◆ LISTED RECORDS

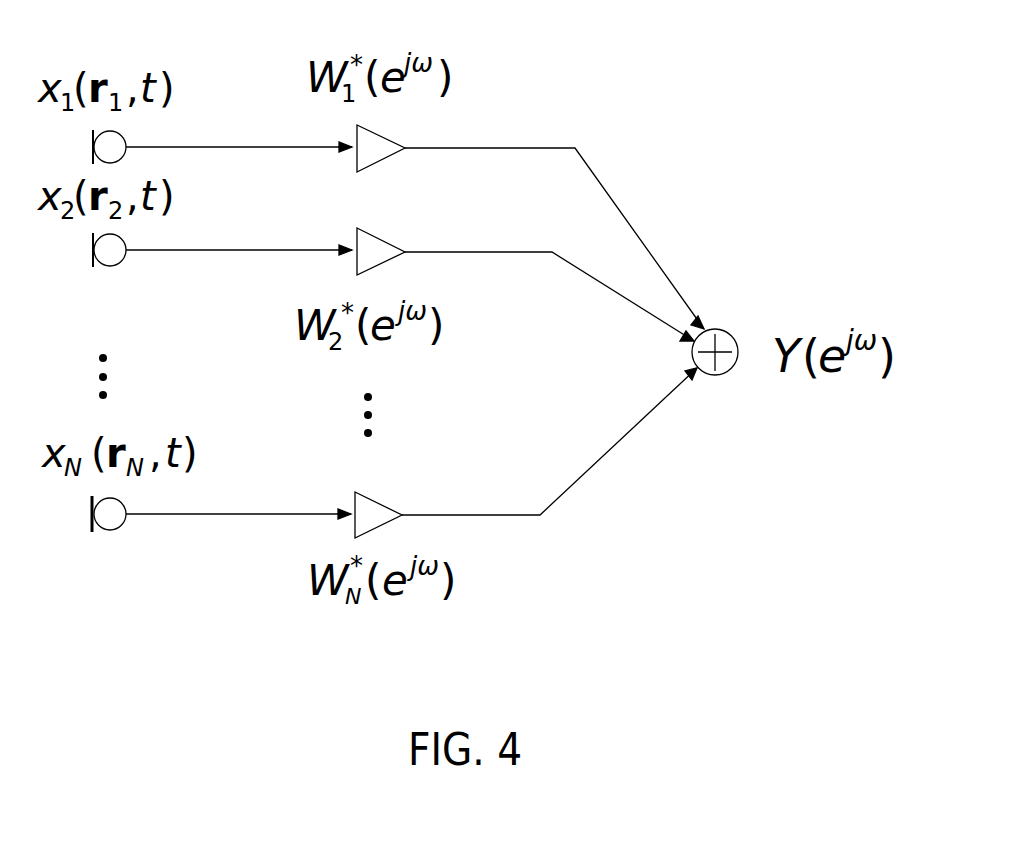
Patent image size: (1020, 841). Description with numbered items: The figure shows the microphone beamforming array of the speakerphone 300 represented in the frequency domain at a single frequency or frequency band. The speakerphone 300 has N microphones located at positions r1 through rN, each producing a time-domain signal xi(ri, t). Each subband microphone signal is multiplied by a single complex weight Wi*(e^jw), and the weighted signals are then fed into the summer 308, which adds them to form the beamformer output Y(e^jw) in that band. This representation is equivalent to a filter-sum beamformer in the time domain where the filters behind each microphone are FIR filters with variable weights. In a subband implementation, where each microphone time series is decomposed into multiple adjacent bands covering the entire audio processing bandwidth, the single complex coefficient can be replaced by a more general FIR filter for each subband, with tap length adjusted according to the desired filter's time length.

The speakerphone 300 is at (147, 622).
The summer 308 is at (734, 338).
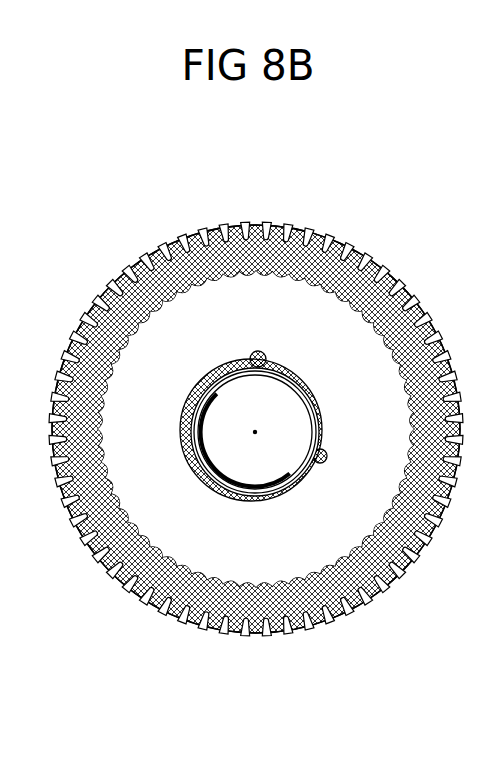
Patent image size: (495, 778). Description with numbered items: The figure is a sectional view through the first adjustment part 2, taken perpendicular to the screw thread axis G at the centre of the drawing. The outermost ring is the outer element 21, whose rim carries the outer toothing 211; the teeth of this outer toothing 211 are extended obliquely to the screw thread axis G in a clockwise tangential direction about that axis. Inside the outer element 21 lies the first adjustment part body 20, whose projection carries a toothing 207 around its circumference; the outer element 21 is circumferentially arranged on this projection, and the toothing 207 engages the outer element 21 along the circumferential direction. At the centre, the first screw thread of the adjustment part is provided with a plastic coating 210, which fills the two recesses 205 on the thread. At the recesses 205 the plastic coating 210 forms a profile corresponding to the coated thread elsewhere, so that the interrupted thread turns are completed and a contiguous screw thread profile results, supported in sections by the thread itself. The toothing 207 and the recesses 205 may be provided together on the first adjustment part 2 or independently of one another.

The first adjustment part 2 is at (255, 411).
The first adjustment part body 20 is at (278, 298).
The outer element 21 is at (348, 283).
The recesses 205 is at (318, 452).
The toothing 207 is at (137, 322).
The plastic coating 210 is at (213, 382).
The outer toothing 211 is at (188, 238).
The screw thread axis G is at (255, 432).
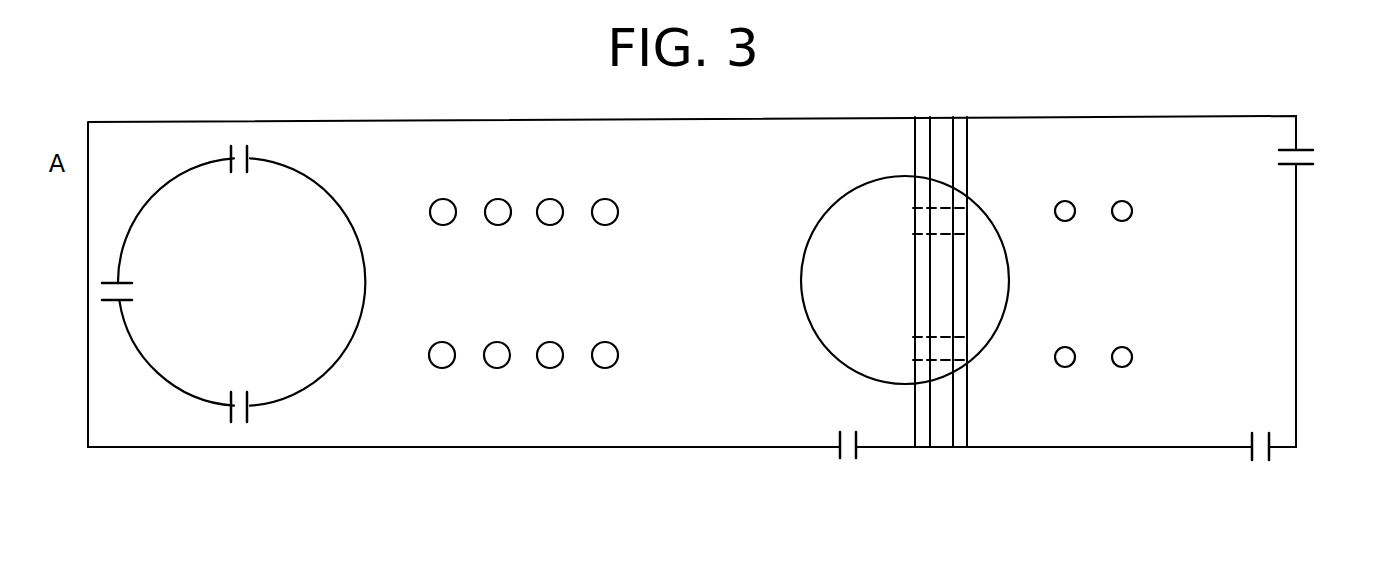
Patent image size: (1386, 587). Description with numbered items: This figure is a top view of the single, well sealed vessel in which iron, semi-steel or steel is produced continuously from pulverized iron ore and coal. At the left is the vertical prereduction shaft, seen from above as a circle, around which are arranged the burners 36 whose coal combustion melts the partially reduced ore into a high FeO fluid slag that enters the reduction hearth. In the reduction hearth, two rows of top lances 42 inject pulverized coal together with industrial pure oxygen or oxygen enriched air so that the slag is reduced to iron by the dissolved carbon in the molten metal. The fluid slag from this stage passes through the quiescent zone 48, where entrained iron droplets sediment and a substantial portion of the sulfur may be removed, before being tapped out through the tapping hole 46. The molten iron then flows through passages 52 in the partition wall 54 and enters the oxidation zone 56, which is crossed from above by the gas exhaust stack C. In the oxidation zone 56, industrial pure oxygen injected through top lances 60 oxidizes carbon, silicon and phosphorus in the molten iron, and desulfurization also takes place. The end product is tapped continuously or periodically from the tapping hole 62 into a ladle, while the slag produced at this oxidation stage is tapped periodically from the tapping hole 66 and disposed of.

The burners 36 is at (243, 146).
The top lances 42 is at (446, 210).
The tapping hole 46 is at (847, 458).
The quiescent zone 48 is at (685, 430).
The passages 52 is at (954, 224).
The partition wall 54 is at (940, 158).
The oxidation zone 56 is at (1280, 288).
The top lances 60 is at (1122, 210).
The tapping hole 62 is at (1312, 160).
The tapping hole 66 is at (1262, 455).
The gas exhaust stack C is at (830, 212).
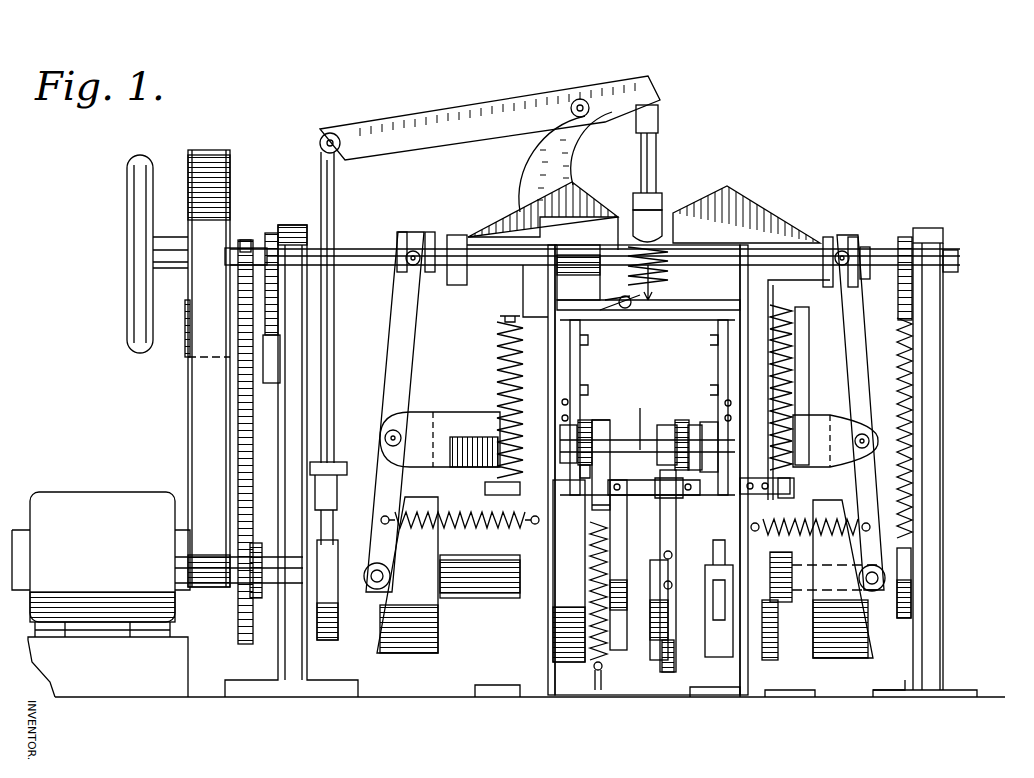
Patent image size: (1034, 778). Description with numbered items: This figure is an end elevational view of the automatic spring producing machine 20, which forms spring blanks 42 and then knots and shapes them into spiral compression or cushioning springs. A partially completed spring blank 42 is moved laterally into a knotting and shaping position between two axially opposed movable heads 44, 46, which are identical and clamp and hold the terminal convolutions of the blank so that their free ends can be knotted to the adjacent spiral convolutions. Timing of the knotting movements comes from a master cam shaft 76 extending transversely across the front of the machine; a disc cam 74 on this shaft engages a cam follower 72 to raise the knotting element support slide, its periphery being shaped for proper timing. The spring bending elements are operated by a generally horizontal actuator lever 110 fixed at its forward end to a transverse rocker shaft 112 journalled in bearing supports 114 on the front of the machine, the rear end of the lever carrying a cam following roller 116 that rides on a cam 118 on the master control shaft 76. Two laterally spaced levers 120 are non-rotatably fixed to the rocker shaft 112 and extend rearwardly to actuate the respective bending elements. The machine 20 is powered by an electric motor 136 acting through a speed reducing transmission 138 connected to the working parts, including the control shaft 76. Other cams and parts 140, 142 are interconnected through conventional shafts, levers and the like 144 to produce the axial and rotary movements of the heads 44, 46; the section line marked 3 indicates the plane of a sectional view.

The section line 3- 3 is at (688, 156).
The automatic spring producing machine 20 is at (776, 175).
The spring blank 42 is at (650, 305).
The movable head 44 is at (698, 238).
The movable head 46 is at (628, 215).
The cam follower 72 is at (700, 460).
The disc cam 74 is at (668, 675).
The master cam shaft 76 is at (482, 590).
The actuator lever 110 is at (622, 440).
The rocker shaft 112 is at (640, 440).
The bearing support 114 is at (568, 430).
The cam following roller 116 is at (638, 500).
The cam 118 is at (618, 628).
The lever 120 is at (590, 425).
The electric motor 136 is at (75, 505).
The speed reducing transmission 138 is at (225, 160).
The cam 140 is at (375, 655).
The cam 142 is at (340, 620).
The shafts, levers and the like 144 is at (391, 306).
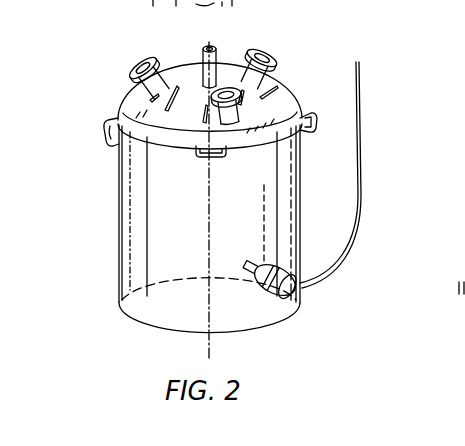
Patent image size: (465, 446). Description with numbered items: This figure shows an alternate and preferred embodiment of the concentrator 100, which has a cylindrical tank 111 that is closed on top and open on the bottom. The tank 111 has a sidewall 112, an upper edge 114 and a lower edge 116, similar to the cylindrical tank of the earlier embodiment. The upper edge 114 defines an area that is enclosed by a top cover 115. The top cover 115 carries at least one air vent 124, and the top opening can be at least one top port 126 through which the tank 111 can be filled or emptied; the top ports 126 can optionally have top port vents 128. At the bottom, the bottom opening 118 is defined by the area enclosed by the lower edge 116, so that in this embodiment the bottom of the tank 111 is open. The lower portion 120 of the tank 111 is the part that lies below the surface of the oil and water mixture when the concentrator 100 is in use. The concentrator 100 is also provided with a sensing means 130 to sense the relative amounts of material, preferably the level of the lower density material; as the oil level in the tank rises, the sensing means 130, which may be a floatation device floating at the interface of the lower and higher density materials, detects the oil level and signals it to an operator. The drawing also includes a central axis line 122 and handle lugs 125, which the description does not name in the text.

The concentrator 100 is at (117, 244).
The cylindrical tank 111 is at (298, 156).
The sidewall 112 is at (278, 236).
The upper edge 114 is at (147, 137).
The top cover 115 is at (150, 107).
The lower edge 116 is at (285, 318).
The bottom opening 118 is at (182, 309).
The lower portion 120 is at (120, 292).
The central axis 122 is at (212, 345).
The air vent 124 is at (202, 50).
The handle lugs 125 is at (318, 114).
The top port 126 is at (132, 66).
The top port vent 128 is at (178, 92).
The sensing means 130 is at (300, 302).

◆ DIRECTIONS FOR THIS TASK
Print all of the data above verbatim, leaving out the pictures.

◆ CORRECT OUTPUT
Patent image size: (1020, 841). Description with numbered items: The figure shows the microphone beamforming array of the speakerphone 300 represented in the frequency domain at a single frequency or frequency band. The speakerphone 300 has N microphones located at positions r1 through rN, each producing a time-domain signal xi(ri, t). Each subband microphone signal is multiplied by a single complex weight Wi*(e^jw), and the weighted signals are then fed into the summer 308, which adds them to form the beamformer output Y(e^jw) in that band. This representation is equivalent to a filter-sum beamformer in the time domain where the filters behind each microphone are FIR filters with variable weights. In a subband implementation, where each microphone time series is decomposed into multiple adjacent bands covering the entire audio processing bandwidth, the single complex coefficient can be replaced by a more general FIR filter for each subband, with tap length adjusted according to the desired filter's time length.

The speakerphone 300 is at (147, 622).
The summer 308 is at (734, 338).
Patent image size: (495, 778). Description with numbered items: The figure is a sectional view through the first adjustment part 2, taken perpendicular to the screw thread axis G at the centre of the drawing. The outermost ring is the outer element 21, whose rim carries the outer toothing 211; the teeth of this outer toothing 211 are extended obliquely to the screw thread axis G in a clockwise tangential direction about that axis. Inside the outer element 21 lies the first adjustment part body 20, whose projection carries a toothing 207 around its circumference; the outer element 21 is circumferentially arranged on this projection, and the toothing 207 engages the outer element 21 along the circumferential direction. At the centre, the first screw thread of the adjustment part is provided with a plastic coating 210, which fills the two recesses 205 on the thread. At the recesses 205 the plastic coating 210 forms a profile corresponding to the coated thread elsewhere, so that the interrupted thread turns are completed and a contiguous screw thread profile results, supported in sections by the thread itself. The toothing 207 and the recesses 205 may be provided together on the first adjustment part 2 or independently of one another.

The first adjustment part 2 is at (255, 411).
The first adjustment part body 20 is at (278, 298).
The outer element 21 is at (348, 283).
The recesses 205 is at (318, 452).
The toothing 207 is at (137, 322).
The plastic coating 210 is at (213, 382).
The outer toothing 211 is at (188, 238).
The screw thread axis G is at (255, 432).
Patent image size: (1386, 587). Description with numbered items: This figure is a top view of the single, well sealed vessel in which iron, semi-steel or steel is produced continuously from pulverized iron ore and coal. At the left is the vertical prereduction shaft, seen from above as a circle, around which are arranged the burners 36 whose coal combustion melts the partially reduced ore into a high FeO fluid slag that enters the reduction hearth. In the reduction hearth, two rows of top lances 42 inject pulverized coal together with industrial pure oxygen or oxygen enriched air so that the slag is reduced to iron by the dissolved carbon in the molten metal. The fluid slag from this stage passes through the quiescent zone 48, where entrained iron droplets sediment and a substantial portion of the sulfur may be removed, before being tapped out through the tapping hole 46. The molten iron then flows through passages 52 in the partition wall 54 and enters the oxidation zone 56, which is crossed from above by the gas exhaust stack C. In the oxidation zone 56, industrial pure oxygen injected through top lances 60 oxidizes carbon, silicon and phosphorus in the molten iron, and desulfurization also takes place. The end product is tapped continuously or periodically from the tapping hole 62 into a ladle, while the slag produced at this oxidation stage is tapped periodically from the tapping hole 66 and disposed of.

The burners 36 is at (243, 146).
The top lances 42 is at (446, 210).
The tapping hole 46 is at (847, 458).
The quiescent zone 48 is at (685, 430).
The passages 52 is at (954, 224).
The partition wall 54 is at (940, 158).
The oxidation zone 56 is at (1280, 288).
The top lances 60 is at (1122, 210).
The tapping hole 62 is at (1312, 160).
The tapping hole 66 is at (1262, 455).
The gas exhaust stack C is at (830, 212).
Patent image size: (1034, 778). Description with numbered items: This figure is an end elevational view of the automatic spring producing machine 20, which forms spring blanks 42 and then knots and shapes them into spiral compression or cushioning springs. A partially completed spring blank 42 is moved laterally into a knotting and shaping position between two axially opposed movable heads 44, 46, which are identical and clamp and hold the terminal convolutions of the blank so that their free ends can be knotted to the adjacent spiral convolutions. Timing of the knotting movements comes from a master cam shaft 76 extending transversely across the front of the machine; a disc cam 74 on this shaft engages a cam follower 72 to raise the knotting element support slide, its periphery being shaped for proper timing. The spring bending elements are operated by a generally horizontal actuator lever 110 fixed at its forward end to a transverse rocker shaft 112 journalled in bearing supports 114 on the front of the machine, the rear end of the lever carrying a cam following roller 116 that rides on a cam 118 on the master control shaft 76. Two laterally spaced levers 120 are non-rotatably fixed to the rocker shaft 112 and extend rearwardly to actuate the respective bending elements. The machine 20 is powered by an electric motor 136 acting through a speed reducing transmission 138 connected to the working parts, including the control shaft 76. Other cams and parts 140, 142 are interconnected through conventional shafts, levers and the like 144 to produce the axial and rotary movements of the heads 44, 46; the section line marked 3 indicates the plane of a sectional view.

The section line 3- 3 is at (688, 156).
The automatic spring producing machine 20 is at (776, 175).
The spring blank 42 is at (650, 305).
The movable head 44 is at (698, 238).
The movable head 46 is at (628, 215).
The cam follower 72 is at (700, 460).
The disc cam 74 is at (668, 675).
The master cam shaft 76 is at (482, 590).
The actuator lever 110 is at (622, 440).
The rocker shaft 112 is at (640, 440).
The bearing support 114 is at (568, 430).
The cam following roller 116 is at (638, 500).
The cam 118 is at (618, 628).
The lever 120 is at (590, 425).
The electric motor 136 is at (75, 505).
The speed reducing transmission 138 is at (225, 160).
The cam 140 is at (375, 655).
The cam 142 is at (340, 620).
The shafts, levers and the like 144 is at (391, 306).
Patent image size: (465, 446). Description with numbered items: This figure shows an alternate and preferred embodiment of the concentrator 100, which has a cylindrical tank 111 that is closed on top and open on the bottom. The tank 111 has a sidewall 112, an upper edge 114 and a lower edge 116, similar to the cylindrical tank of the earlier embodiment. The upper edge 114 defines an area that is enclosed by a top cover 115. The top cover 115 carries at least one air vent 124, and the top opening can be at least one top port 126 through which the tank 111 can be filled or emptied; the top ports 126 can optionally have top port vents 128. At the bottom, the bottom opening 118 is defined by the area enclosed by the lower edge 116, so that in this embodiment the bottom of the tank 111 is open. The lower portion 120 of the tank 111 is the part that lies below the surface of the oil and water mixture when the concentrator 100 is in use. The concentrator 100 is also provided with a sensing means 130 to sense the relative amounts of material, preferably the level of the lower density material; as the oil level in the tank rises, the sensing means 130, which may be a floatation device floating at the interface of the lower and higher density materials, detects the oil level and signals it to an operator. The drawing also includes a central axis line 122 and handle lugs 125, which the description does not name in the text.

The concentrator 100 is at (117, 244).
The cylindrical tank 111 is at (298, 156).
The sidewall 112 is at (278, 236).
The upper edge 114 is at (147, 137).
The top cover 115 is at (150, 107).
The lower edge 116 is at (285, 318).
The bottom opening 118 is at (182, 309).
The lower portion 120 is at (120, 292).
The central axis 122 is at (212, 345).
The air vent 124 is at (202, 50).
The handle lugs 125 is at (318, 114).
The top port 126 is at (132, 66).
The top port vent 128 is at (178, 92).
The sensing means 130 is at (300, 302).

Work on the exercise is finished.